What you should do »
Without the pictures, copy all the entries below exactly.

Input material »

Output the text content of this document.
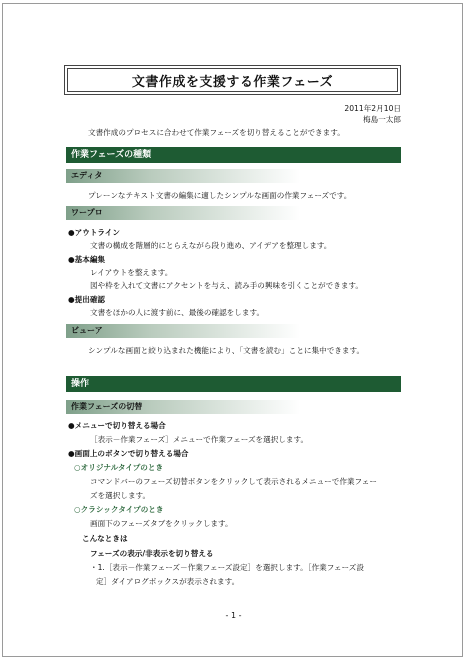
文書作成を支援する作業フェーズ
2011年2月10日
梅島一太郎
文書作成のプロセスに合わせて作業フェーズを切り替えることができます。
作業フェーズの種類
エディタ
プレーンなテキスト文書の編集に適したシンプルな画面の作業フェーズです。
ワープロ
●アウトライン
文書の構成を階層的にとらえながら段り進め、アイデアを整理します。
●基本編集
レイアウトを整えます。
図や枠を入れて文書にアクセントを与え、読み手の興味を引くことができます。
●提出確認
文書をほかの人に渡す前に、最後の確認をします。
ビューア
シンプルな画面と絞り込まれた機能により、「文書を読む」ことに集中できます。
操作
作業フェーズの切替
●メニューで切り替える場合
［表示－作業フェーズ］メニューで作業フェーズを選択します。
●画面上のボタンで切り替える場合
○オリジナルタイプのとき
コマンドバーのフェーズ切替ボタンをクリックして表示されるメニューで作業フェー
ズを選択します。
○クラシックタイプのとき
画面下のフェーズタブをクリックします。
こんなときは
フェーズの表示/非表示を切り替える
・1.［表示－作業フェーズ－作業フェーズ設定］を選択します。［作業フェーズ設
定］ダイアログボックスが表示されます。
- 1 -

The reply »
Output the text content of this document.
文書作成を支援する作業フェーズ
2011年2月10日
梅島一太郎
文書作成のプロセスに合わせて作業フェーズを切り替えることができます。
作業フェーズの種類
エディタ
プレーンなテキスト文書の編集に適したシンプルな画面の作業フェーズです。
ワープロ
●アウトライン
文書の構成を階層的にとらえながら段り進め、アイデアを整理します。
●基本編集
レイアウトを整えます。
図や枠を入れて文書にアクセントを与え、読み手の興味を引くことができます。
●提出確認
文書をほかの人に渡す前に、最後の確認をします。
ビューア
シンプルな画面と絞り込まれた機能により、「文書を読む」ことに集中できます。
操作
作業フェーズの切替
●メニューで切り替える場合
［表示－作業フェーズ］メニューで作業フェーズを選択します。
●画面上のボタンで切り替える場合
○オリジナルタイプのとき
コマンドバーのフェーズ切替ボタンをクリックして表示されるメニューで作業フェー
ズを選択します。
○クラシックタイプのとき
画面下のフェーズタブをクリックします。
こんなときは
フェーズの表示/非表示を切り替える
・1.［表示－作業フェーズ－作業フェーズ設定］を選択します。［作業フェーズ設
定］ダイアログボックスが表示されます。
- 1 -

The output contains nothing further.